## SHORT TASK
Copy out each line below exactly as it appears.

## INPUT RECORDS
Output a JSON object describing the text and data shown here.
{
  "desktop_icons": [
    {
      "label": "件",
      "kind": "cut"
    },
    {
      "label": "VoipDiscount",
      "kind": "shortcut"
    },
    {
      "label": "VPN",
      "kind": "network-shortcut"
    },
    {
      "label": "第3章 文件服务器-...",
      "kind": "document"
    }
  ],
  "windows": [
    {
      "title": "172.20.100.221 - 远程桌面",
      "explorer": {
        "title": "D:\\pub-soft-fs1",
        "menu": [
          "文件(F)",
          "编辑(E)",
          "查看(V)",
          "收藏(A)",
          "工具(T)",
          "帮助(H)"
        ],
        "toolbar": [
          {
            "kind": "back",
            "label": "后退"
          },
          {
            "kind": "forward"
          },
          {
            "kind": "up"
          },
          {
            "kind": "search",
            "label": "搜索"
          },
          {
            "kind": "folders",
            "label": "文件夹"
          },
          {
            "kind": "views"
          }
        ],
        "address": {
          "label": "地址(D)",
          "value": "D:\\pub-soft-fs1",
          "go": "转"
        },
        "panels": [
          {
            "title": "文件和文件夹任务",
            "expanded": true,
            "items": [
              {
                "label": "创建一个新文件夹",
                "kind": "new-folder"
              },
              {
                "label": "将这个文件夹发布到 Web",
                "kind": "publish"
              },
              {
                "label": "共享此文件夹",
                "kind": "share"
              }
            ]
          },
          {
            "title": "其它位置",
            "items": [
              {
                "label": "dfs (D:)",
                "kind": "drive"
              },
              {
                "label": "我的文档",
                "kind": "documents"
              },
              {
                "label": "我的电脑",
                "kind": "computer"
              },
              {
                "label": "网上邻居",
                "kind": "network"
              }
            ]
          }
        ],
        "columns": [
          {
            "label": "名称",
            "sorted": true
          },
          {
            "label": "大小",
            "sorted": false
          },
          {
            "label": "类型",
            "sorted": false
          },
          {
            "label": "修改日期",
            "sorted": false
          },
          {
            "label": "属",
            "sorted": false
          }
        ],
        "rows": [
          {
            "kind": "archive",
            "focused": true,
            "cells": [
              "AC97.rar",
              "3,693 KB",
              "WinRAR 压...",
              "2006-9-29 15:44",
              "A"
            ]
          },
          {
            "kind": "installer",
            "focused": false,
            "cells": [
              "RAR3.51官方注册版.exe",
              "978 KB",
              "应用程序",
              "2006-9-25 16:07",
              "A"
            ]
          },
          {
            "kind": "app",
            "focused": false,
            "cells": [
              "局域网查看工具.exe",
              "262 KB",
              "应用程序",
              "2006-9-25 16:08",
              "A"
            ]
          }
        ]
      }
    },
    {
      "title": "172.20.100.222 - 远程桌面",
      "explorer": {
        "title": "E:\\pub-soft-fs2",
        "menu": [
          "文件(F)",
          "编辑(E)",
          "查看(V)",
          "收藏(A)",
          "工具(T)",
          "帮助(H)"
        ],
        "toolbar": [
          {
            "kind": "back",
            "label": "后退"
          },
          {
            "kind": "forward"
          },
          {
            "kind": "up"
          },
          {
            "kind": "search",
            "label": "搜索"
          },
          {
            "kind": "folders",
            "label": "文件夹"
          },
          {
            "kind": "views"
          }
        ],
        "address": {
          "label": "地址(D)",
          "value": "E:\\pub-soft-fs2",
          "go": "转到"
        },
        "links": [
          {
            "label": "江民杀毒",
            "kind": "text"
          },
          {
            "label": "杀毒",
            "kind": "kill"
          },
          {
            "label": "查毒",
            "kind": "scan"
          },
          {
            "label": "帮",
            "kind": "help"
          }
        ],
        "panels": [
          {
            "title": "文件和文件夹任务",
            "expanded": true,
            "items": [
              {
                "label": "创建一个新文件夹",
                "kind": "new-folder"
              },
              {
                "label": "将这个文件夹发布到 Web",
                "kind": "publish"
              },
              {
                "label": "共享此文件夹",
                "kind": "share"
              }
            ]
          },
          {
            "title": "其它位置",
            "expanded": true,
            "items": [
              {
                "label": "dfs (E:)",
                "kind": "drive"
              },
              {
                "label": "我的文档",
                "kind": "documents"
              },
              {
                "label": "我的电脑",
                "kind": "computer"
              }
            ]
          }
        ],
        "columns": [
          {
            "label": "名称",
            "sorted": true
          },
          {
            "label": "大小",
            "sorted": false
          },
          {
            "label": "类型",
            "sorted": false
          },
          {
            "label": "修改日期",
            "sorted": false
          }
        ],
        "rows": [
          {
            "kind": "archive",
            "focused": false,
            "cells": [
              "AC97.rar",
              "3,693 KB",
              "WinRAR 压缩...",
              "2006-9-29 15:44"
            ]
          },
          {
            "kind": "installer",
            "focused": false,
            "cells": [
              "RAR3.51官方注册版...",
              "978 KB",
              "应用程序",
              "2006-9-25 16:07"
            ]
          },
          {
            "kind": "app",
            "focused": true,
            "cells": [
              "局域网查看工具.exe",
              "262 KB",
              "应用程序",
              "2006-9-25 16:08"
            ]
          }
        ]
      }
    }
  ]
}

## TASK OUTPUT
Output a JSON object describing the text and data shown here.
{
  "desktop_icons": [
    {
      "label": "件",
      "kind": "cut"
    },
    {
      "label": "VoipDiscount",
      "kind": "shortcut"
    },
    {
      "label": "VPN",
      "kind": "network-shortcut"
    },
    {
      "label": "第3章 文件服务器-...",
      "kind": "document"
    }
  ],
  "windows": [
    {
      "title": "172.20.100.221 - 远程桌面",
      "explorer": {
        "title": "D:\\pub-soft-fs1",
        "menu": [
          "文件(F)",
          "编辑(E)",
          "查看(V)",
          "收藏(A)",
          "工具(T)",
          "帮助(H)"
        ],
        "toolbar": [
          {
            "kind": "back",
            "label": "后退"
          },
          {
            "kind": "forward"
          },
          {
            "kind": "up"
          },
          {
            "kind": "search",
            "label": "搜索"
          },
          {
            "kind": "folders",
            "label": "文件夹"
          },
          {
            "kind": "views"
          }
        ],
        "address": {
          "label": "地址(D)",
          "value": "D:\\pub-soft-fs1",
          "go": "转"
        },
        "panels": [
          {
            "title": "文件和文件夹任务",
            "expanded": true,
            "items": [
              {
                "label": "创建一个新文件夹",
                "kind": "new-folder"
              },
              {
                "label": "将这个文件夹发布到 Web",
                "kind": "publish"
              },
              {
                "label": "共享此文件夹",
                "kind": "share"
              }
            ]
          },
          {
            "title": "其它位置",
            "items": [
              {
                "label": "dfs (D:)",
                "kind": "drive"
              },
              {
                "label": "我的文档",
                "kind": "documents"
              },
              {
                "label": "我的电脑",
                "kind": "computer"
              },
              {
                "label": "网上邻居",
                "kind": "network"
              }
            ]
          }
        ],
        "columns": [
          {
            "label": "名称",
            "sorted": true
          },
          {
            "label": "大小",
            "sorted": false
          },
          {
            "label": "类型",
            "sorted": false
          },
          {
            "label": "修改日期",
            "sorted": false
          },
          {
            "label": "属",
            "sorted": false
          }
        ],
        "rows": [
          {
            "kind": "archive",
            "focused": true,
            "cells": [
              "AC97.rar",
              "3,693 KB",
              "WinRAR 压...",
              "2006-9-29 15:44",
              "A"
            ]
          },
          {
            "kind": "installer",
            "focused": false,
            "cells": [
              "RAR3.51官方注册版.exe",
              "978 KB",
              "应用程序",
              "2006-9-25 16:07",
              "A"
            ]
          },
          {
            "kind": "app",
            "focused": false,
            "cells": [
              "局域网查看工具.exe",
              "262 KB",
              "应用程序",
              "2006-9-25 16:08",
              "A"
            ]
          }
        ]
      }
    },
    {
      "title": "172.20.100.222 - 远程桌面",
      "explorer": {
        "title": "E:\\pub-soft-fs2",
        "menu": [
          "文件(F)",
          "编辑(E)",
          "查看(V)",
          "收藏(A)",
          "工具(T)",
          "帮助(H)"
        ],
        "toolbar": [
          {
            "kind": "back",
            "label": "后退"
          },
          {
            "kind": "forward"
          },
          {
            "kind": "up"
          },
          {
            "kind": "search",
            "label": "搜索"
          },
          {
            "kind": "folders",
            "label": "文件夹"
          },
          {
            "kind": "views"
          }
        ],
        "address": {
          "label": "地址(D)",
          "value": "E:\\pub-soft-fs2",
          "go": "转到"
        },
        "links": [
          {
            "label": "江民杀毒",
            "kind": "text"
          },
          {
            "label": "杀毒",
            "kind": "kill"
          },
          {
            "label": "查毒",
            "kind": "scan"
          },
          {
            "label": "帮",
            "kind": "help"
          }
        ],
        "panels": [
          {
            "title": "文件和文件夹任务",
            "expanded": true,
            "items": [
              {
                "label": "创建一个新文件夹",
                "kind": "new-folder"
              },
              {
                "label": "将这个文件夹发布到 Web",
                "kind": "publish"
              },
              {
                "label": "共享此文件夹",
                "kind": "share"
              }
            ]
          },
          {
            "title": "其它位置",
            "expanded": true,
            "items": [
              {
                "label": "dfs (E:)",
                "kind": "drive"
              },
              {
                "label": "我的文档",
                "kind": "documents"
              },
              {
                "label": "我的电脑",
                "kind": "computer"
              }
            ]
          }
        ],
        "columns": [
          {
            "label": "名称",
            "sorted": true
          },
          {
            "label": "大小",
            "sorted": false
          },
          {
            "label": "类型",
            "sorted": false
          },
          {
            "label": "修改日期",
            "sorted": false
          }
        ],
        "rows": [
          {
            "kind": "archive",
            "focused": false,
            "cells": [
              "AC97.rar",
              "3,693 KB",
              "WinRAR 压缩...",
              "2006-9-29 15:44"
            ]
          },
          {
            "kind": "installer",
            "focused": false,
            "cells": [
              "RAR3.51官方注册版...",
              "978 KB",
              "应用程序",
              "2006-9-25 16:07"
            ]
          },
          {
            "kind": "app",
            "focused": true,
            "cells": [
              "局域网查看工具.exe",
              "262 KB",
              "应用程序",
              "2006-9-25 16:08"
            ]
          }
        ]
      }
    }
  ]
}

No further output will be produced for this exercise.